**Input for this task:**
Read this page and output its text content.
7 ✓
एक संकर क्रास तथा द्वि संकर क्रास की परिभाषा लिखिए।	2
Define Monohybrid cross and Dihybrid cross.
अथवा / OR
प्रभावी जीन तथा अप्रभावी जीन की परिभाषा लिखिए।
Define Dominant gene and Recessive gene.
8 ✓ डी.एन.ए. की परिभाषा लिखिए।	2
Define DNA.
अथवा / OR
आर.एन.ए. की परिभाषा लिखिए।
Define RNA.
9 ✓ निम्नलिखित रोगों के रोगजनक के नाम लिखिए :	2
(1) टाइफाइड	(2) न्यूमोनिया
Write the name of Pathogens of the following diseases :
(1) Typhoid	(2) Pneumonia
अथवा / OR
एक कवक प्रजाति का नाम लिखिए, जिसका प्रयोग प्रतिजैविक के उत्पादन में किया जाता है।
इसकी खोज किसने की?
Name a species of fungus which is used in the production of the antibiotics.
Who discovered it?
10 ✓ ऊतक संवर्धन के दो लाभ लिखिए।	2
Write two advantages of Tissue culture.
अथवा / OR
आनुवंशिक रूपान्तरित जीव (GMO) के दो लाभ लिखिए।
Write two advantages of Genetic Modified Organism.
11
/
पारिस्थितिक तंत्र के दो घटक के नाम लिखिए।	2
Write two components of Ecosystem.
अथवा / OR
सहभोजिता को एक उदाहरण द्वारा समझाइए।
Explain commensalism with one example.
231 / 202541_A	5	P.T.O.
* * *
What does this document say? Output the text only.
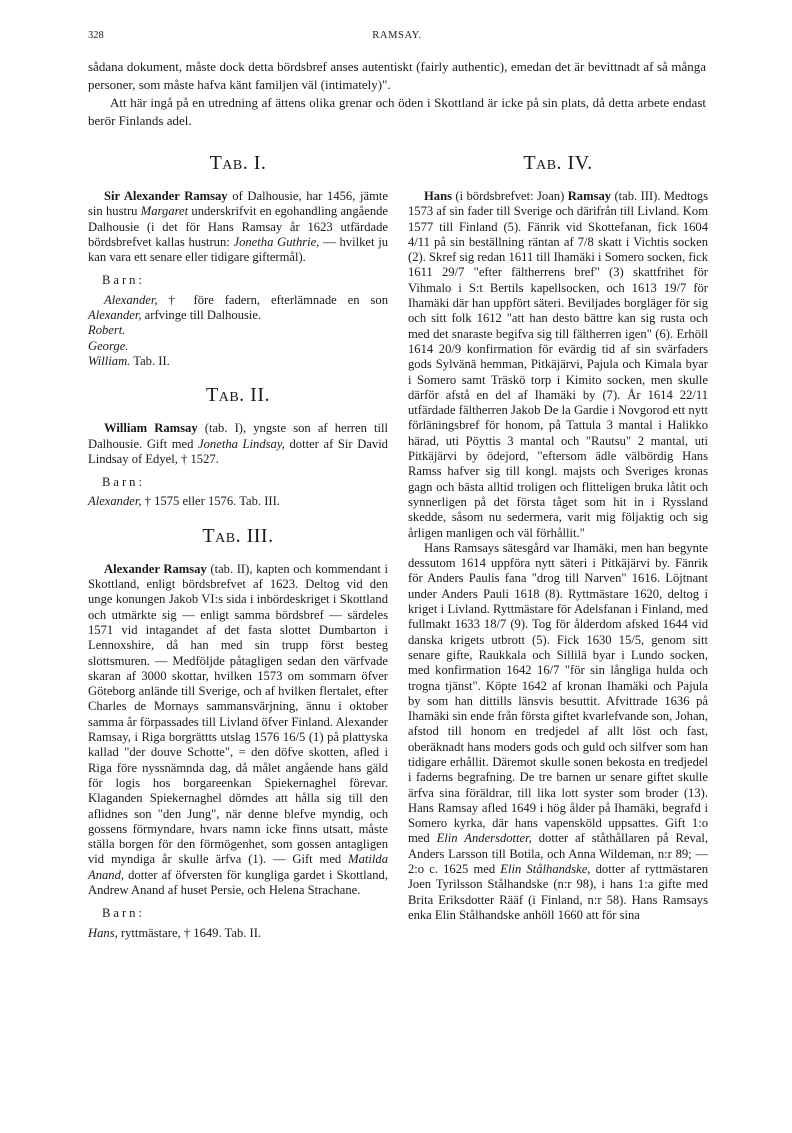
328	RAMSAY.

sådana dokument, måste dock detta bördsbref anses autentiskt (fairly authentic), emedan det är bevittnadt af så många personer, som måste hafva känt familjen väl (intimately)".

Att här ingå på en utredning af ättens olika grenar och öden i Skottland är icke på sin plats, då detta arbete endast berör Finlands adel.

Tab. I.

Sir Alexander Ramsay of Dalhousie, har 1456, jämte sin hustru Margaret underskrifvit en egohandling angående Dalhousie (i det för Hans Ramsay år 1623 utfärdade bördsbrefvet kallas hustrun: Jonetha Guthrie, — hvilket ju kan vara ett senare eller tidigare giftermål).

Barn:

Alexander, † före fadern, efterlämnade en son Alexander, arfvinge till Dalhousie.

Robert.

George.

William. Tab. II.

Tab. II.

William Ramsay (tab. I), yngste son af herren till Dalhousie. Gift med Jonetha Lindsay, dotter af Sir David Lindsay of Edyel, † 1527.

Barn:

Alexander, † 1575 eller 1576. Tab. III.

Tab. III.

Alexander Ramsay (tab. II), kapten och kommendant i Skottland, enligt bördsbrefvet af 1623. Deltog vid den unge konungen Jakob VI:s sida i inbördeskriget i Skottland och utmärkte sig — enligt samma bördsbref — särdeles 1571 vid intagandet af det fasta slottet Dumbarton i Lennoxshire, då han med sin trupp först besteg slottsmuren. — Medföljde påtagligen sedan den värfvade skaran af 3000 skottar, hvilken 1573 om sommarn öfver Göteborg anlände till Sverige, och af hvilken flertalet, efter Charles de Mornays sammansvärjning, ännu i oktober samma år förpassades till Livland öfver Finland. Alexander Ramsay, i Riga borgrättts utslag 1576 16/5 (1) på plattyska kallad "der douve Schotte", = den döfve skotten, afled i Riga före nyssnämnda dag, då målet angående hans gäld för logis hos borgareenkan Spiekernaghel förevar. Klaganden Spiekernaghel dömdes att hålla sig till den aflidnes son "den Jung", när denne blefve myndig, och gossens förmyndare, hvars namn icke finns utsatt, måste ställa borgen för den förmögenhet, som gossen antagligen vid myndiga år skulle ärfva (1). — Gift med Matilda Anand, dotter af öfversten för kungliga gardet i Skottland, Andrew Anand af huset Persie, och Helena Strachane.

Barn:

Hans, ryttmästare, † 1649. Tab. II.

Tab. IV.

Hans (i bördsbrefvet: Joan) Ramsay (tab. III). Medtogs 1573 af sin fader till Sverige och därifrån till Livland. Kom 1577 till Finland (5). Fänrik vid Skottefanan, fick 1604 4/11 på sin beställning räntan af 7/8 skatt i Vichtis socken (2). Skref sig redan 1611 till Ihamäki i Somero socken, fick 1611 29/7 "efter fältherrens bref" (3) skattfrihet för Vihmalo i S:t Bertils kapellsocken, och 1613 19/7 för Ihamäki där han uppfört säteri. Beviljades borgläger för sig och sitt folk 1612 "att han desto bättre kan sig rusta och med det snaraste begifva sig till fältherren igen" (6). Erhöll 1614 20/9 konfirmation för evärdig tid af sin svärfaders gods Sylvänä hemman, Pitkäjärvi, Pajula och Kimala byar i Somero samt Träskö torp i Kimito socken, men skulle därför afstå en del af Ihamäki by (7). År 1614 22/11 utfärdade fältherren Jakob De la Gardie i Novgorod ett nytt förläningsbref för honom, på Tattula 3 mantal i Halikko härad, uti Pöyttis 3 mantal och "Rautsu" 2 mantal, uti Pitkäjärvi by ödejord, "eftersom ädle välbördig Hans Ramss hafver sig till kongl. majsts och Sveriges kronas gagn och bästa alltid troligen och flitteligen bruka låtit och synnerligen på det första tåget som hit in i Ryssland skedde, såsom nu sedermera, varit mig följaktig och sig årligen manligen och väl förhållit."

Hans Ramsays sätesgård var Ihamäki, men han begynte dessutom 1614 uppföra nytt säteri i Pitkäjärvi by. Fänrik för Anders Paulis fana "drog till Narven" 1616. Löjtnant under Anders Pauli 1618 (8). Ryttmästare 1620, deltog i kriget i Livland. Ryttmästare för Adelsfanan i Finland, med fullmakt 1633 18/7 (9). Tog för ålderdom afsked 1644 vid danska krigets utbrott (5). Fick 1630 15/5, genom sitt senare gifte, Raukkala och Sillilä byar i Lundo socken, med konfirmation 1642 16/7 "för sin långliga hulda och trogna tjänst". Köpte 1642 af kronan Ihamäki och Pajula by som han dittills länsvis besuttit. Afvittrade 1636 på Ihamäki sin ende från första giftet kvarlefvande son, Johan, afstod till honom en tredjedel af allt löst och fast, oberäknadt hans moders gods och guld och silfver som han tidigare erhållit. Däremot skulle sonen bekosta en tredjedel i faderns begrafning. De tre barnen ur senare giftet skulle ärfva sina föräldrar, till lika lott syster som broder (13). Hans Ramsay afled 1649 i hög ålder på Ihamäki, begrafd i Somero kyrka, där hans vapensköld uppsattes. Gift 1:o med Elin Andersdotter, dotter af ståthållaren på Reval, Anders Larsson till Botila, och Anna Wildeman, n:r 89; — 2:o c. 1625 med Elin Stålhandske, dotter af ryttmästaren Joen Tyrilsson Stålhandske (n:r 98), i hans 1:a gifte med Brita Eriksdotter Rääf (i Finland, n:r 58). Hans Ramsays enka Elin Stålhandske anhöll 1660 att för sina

**Exercise goal:**
Provide nothing but the number of lines in the material above in which the string "detta" is found.

**Answer area:**
2